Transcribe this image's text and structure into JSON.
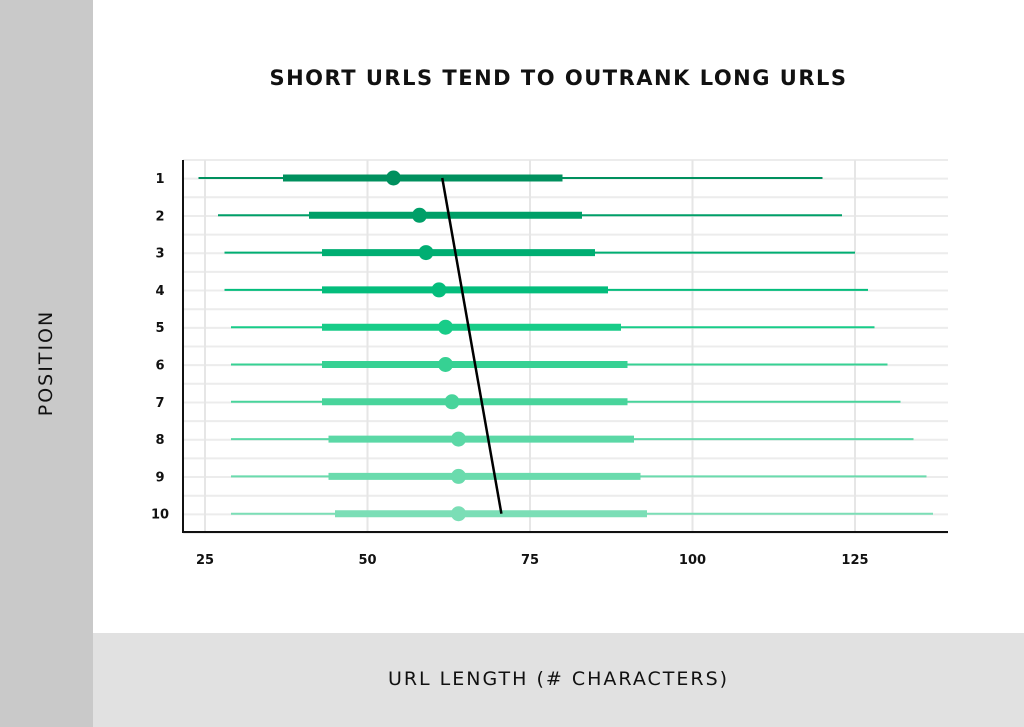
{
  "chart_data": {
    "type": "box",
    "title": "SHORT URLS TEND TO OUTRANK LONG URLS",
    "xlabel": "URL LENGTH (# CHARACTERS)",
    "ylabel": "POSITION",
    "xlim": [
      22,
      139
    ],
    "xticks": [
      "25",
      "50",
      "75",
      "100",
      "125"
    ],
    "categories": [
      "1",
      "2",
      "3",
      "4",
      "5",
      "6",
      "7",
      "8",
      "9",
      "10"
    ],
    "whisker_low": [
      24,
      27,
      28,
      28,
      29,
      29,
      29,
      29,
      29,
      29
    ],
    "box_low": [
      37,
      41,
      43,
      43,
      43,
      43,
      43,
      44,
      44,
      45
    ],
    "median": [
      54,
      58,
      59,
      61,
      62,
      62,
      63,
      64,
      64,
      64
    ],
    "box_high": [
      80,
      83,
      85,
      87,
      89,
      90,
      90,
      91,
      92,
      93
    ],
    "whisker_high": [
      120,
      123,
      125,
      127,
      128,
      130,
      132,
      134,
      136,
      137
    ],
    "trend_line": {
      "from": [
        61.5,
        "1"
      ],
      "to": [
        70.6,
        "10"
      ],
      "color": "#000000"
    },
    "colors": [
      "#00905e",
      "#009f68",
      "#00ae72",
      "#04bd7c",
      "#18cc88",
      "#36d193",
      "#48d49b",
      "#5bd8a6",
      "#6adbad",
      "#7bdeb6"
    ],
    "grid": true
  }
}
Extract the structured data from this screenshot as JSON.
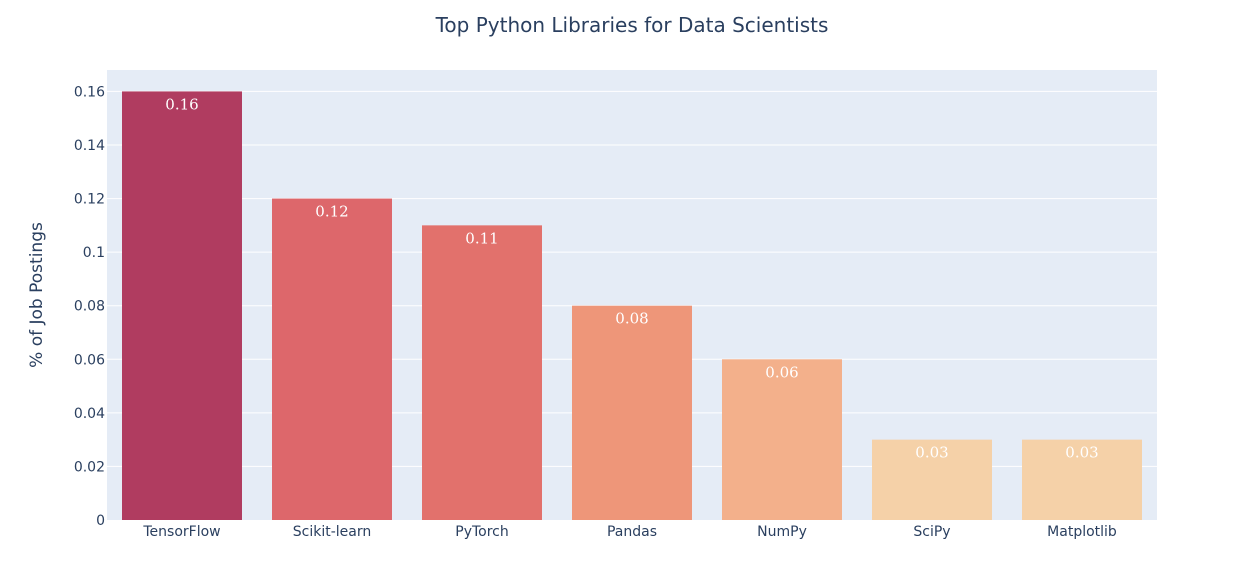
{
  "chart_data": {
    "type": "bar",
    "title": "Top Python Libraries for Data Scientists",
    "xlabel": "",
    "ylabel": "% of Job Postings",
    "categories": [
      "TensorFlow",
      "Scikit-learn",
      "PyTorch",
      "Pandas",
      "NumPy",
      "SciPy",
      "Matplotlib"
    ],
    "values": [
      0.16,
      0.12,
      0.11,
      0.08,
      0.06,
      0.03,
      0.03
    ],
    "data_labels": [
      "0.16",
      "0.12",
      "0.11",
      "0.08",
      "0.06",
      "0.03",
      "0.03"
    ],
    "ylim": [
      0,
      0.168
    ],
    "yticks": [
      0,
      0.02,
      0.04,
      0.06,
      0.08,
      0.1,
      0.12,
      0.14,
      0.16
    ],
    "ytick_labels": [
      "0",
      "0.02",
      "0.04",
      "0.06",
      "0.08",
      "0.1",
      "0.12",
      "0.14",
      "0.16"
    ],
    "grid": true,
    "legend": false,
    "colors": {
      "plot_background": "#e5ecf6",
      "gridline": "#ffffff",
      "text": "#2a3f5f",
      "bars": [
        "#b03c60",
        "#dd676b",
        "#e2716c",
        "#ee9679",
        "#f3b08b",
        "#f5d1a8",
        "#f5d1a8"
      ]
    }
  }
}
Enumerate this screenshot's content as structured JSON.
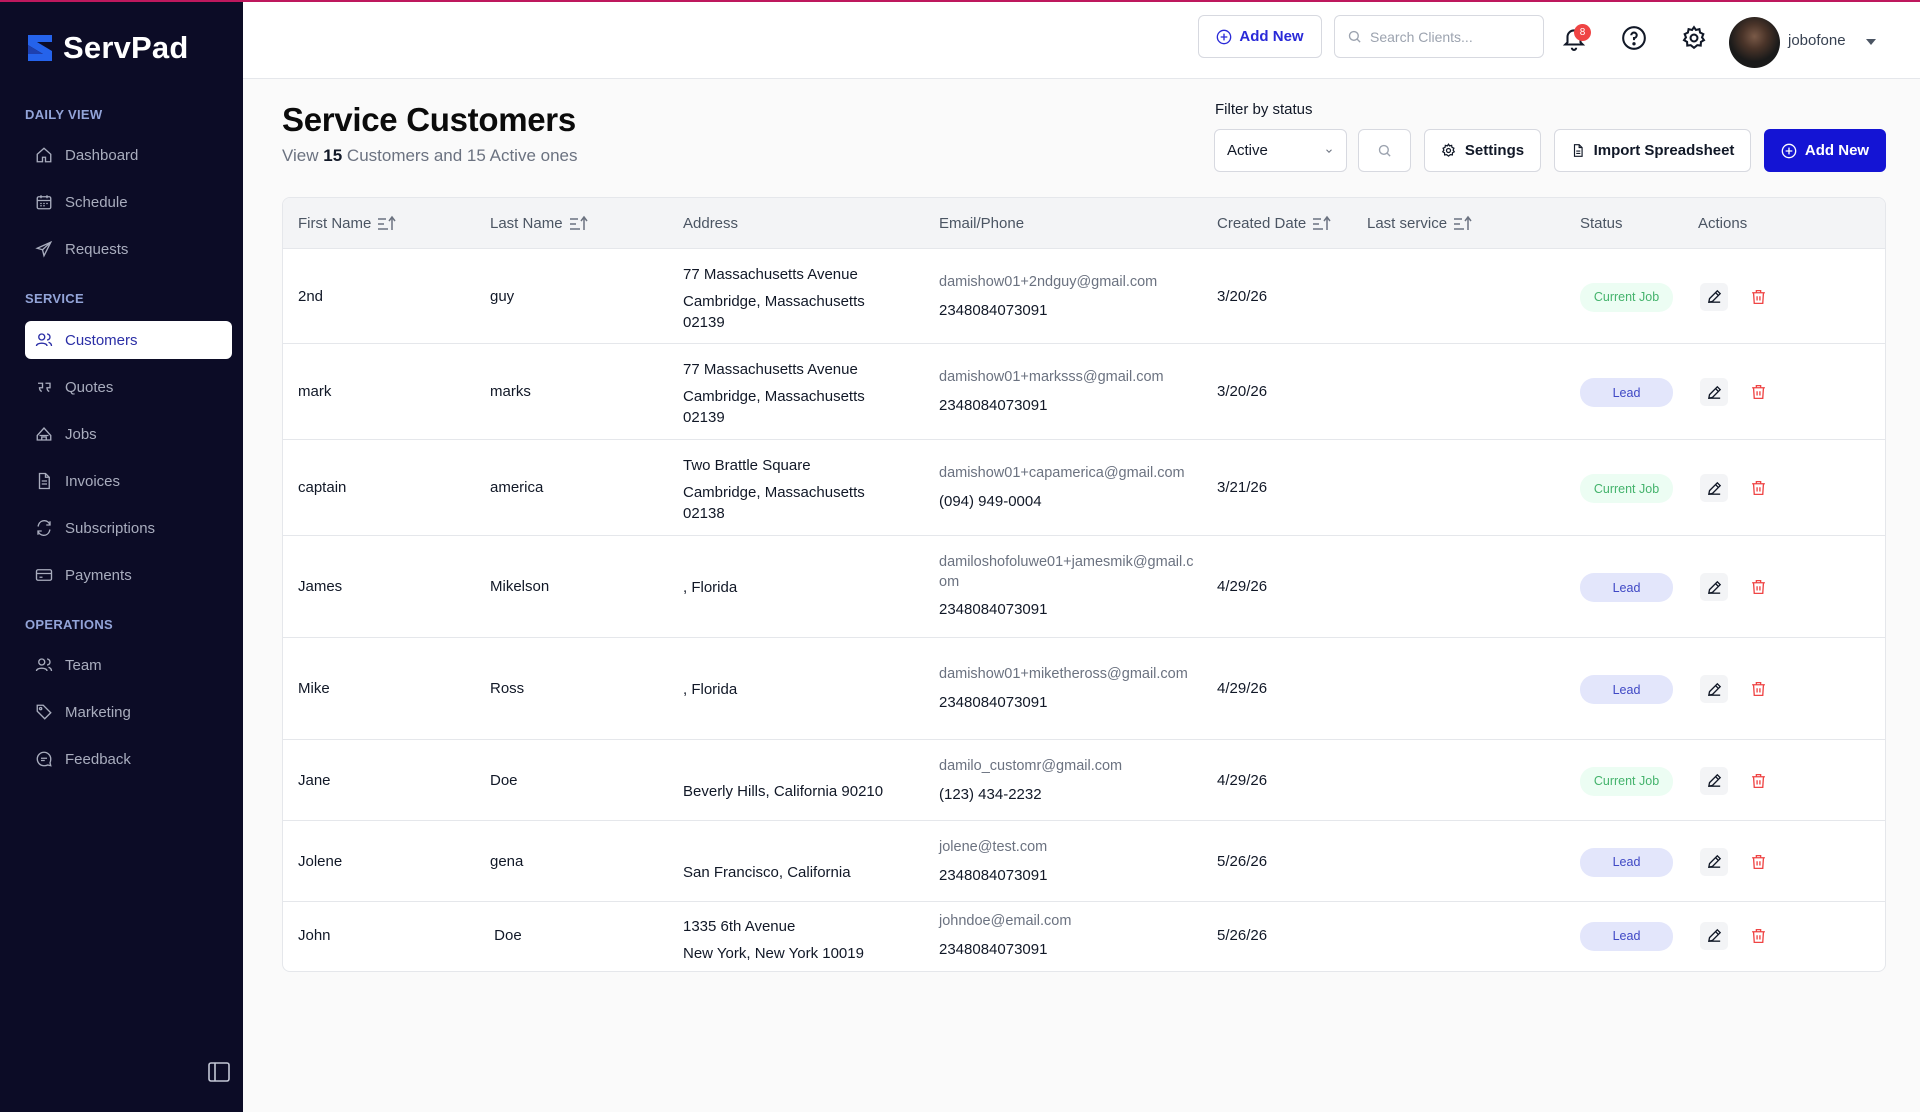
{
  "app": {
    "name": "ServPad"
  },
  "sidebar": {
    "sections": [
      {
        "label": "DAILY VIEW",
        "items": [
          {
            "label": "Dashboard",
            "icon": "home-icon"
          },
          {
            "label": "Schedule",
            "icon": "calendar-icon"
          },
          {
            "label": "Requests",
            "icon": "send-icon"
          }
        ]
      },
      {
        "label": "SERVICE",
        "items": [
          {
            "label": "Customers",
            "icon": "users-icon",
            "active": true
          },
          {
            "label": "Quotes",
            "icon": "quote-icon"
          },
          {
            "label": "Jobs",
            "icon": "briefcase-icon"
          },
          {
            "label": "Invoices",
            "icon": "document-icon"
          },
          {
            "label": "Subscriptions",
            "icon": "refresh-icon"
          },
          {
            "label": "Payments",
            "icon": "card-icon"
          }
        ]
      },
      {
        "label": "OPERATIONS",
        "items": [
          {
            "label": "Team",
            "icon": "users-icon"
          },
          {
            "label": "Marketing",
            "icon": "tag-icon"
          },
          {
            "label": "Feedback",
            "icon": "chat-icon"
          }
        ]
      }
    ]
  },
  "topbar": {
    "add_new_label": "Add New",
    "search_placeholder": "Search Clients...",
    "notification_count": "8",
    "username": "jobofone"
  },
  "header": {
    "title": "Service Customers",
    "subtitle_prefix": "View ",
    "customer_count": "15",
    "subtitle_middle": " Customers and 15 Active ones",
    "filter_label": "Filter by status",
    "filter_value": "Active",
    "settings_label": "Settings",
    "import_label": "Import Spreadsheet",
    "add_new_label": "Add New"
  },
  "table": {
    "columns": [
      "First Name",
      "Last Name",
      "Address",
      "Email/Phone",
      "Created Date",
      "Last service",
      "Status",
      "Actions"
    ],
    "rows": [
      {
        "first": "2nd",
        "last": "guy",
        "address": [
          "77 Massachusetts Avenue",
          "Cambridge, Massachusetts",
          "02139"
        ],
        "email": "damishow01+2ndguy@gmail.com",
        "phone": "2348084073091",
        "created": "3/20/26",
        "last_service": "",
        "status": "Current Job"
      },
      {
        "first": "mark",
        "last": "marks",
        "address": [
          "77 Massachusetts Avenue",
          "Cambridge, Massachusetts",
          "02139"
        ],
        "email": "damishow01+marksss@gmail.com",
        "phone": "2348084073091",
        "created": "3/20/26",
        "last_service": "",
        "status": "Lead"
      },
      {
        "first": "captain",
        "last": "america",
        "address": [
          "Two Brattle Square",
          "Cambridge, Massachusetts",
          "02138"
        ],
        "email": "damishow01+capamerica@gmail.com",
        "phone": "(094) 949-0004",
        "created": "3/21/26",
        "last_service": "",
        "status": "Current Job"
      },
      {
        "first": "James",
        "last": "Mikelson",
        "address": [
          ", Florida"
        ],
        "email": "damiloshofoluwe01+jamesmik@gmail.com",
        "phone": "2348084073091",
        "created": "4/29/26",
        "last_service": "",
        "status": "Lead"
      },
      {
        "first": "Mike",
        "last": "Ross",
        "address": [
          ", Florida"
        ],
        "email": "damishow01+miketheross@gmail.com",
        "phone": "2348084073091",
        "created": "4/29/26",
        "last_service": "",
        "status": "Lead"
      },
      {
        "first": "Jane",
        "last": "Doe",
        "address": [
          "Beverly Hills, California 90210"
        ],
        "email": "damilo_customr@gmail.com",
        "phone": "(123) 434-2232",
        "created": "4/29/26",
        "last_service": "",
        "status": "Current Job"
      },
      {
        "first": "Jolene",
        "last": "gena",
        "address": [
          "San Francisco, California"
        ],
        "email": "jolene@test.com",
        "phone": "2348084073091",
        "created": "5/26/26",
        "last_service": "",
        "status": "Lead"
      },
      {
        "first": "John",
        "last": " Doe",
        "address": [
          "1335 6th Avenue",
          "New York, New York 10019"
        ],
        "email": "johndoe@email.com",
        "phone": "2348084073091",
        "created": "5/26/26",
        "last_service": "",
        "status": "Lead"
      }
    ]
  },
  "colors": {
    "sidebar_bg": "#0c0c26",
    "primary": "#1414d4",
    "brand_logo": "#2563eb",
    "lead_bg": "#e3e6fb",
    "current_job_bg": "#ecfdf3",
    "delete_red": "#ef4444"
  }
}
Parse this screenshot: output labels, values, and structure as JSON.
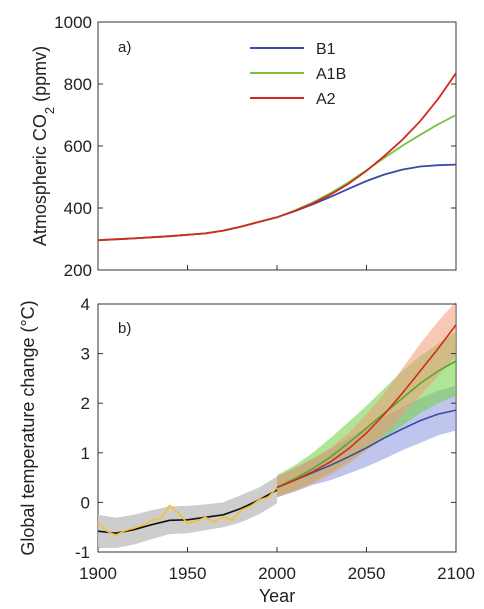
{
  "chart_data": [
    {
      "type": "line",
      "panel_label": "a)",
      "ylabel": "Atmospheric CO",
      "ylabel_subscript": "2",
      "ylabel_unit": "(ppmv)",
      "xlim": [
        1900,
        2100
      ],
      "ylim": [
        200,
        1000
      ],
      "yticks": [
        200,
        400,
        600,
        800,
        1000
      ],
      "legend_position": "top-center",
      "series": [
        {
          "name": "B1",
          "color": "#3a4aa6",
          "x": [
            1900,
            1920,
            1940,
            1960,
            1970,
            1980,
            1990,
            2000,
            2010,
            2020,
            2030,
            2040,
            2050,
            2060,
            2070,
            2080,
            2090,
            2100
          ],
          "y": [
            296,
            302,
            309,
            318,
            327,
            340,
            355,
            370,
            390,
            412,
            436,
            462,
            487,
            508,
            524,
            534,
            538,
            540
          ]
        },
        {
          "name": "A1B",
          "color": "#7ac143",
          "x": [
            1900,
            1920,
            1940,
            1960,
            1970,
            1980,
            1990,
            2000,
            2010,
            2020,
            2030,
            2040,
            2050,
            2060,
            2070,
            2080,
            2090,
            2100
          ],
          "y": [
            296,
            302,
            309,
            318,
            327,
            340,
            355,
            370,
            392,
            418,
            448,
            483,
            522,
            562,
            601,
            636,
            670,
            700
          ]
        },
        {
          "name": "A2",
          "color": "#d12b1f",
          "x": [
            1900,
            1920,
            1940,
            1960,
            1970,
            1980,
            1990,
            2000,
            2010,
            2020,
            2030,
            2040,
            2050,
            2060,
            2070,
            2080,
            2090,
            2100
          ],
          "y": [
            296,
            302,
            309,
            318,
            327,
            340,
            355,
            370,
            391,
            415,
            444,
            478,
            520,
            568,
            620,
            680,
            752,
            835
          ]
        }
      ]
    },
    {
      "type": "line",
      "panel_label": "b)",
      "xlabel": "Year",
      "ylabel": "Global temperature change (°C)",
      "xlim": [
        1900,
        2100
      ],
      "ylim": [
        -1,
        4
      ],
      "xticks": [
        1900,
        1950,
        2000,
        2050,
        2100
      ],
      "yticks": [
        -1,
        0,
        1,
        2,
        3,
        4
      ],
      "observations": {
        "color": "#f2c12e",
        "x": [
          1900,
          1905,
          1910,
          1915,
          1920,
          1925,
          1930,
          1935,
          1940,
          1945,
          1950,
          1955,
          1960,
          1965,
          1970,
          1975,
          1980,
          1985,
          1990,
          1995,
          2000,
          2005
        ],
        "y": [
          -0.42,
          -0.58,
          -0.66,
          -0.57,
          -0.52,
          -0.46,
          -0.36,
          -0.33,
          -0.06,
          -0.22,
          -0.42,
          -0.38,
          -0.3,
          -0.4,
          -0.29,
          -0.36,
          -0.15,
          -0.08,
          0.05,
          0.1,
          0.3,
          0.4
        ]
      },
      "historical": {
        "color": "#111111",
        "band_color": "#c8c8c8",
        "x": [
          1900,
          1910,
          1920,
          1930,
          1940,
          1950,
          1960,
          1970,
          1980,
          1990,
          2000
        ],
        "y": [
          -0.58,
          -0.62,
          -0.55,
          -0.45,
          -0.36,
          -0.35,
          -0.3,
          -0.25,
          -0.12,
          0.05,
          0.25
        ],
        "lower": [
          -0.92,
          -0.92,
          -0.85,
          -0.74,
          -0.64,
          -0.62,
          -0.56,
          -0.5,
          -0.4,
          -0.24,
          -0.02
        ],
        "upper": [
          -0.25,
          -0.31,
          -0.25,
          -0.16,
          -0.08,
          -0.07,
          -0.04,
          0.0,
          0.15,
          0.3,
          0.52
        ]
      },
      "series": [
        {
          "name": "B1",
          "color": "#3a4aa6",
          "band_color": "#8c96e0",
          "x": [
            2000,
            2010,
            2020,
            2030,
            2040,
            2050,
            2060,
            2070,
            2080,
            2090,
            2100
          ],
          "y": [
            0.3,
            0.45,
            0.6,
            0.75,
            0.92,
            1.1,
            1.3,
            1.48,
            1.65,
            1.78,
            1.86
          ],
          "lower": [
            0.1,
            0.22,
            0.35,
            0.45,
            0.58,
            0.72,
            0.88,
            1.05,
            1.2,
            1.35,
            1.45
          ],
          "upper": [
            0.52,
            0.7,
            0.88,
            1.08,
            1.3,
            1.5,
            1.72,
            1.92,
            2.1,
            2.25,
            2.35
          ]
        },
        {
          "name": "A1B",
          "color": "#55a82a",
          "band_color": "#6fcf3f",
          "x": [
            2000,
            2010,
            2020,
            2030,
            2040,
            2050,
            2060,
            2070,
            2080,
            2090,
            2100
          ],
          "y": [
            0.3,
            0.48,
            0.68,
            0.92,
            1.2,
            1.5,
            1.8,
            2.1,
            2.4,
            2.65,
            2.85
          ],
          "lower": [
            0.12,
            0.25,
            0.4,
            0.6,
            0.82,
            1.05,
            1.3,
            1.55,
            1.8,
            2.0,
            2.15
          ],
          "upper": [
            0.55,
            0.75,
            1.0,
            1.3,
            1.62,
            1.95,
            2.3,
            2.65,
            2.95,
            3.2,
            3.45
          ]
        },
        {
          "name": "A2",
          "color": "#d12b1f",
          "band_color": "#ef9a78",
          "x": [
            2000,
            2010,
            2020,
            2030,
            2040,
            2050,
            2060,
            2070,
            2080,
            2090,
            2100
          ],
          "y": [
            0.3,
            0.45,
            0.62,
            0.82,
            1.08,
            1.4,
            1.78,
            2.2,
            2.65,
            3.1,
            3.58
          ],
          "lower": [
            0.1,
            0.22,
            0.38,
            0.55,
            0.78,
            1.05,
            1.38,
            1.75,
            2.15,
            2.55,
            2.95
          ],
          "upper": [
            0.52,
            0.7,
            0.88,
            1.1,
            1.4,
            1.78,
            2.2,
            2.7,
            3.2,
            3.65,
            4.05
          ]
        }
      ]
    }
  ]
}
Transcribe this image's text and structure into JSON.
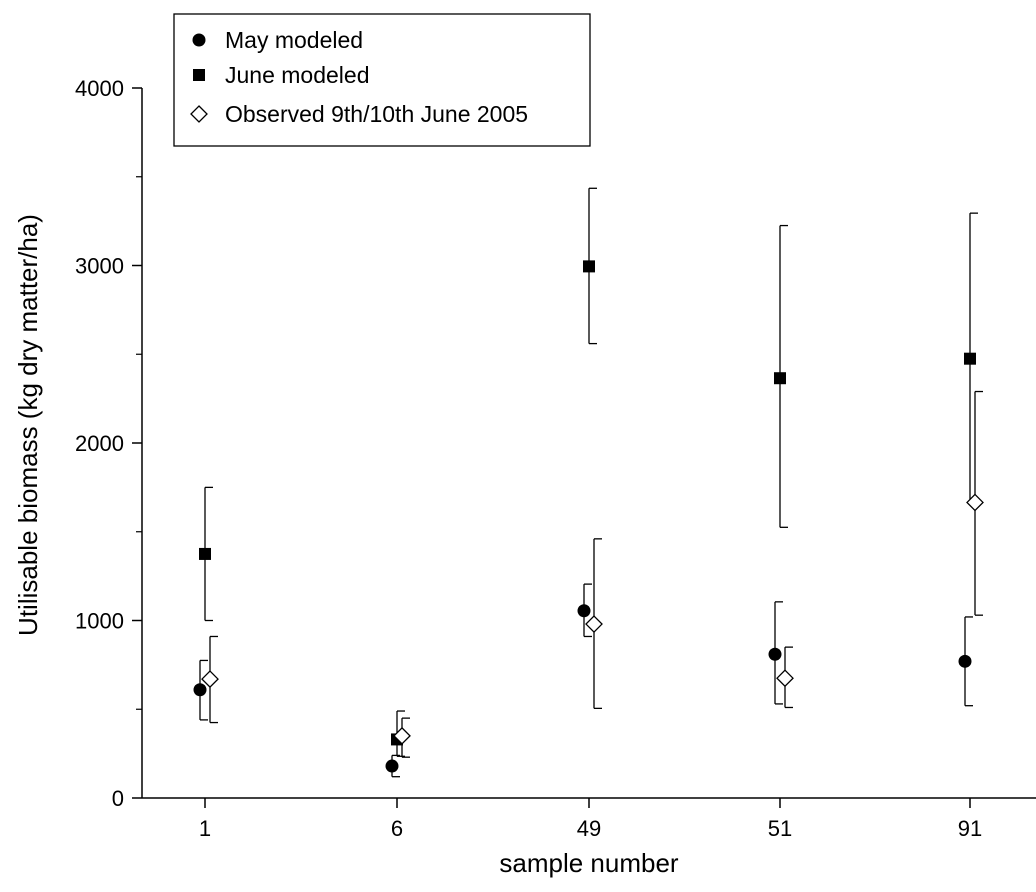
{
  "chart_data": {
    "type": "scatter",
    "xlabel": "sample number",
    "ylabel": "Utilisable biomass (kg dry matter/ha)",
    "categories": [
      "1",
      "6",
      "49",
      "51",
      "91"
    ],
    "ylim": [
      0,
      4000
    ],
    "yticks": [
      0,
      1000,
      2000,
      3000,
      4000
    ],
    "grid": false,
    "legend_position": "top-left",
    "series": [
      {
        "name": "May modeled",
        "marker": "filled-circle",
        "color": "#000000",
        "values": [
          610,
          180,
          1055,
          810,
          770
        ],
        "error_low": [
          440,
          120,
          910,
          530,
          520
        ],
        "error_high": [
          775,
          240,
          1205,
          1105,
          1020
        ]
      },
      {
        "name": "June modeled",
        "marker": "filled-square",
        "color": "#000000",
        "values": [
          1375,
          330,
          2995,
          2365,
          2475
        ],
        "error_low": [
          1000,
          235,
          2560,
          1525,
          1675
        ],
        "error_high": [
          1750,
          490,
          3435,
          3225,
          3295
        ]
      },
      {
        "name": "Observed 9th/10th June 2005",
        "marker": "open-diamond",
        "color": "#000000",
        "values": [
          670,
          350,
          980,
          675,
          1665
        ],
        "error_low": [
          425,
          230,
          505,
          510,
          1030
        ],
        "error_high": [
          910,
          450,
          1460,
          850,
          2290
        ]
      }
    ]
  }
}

■ TASK INSTRUCTIONS
Gather each line in these records that contains the string "type".

■ SOLUTION TO THE PROBLEM
    "type": "box",
    "type": "bar",
      "type": "line",
      "type": "line",
    "type": "scatter",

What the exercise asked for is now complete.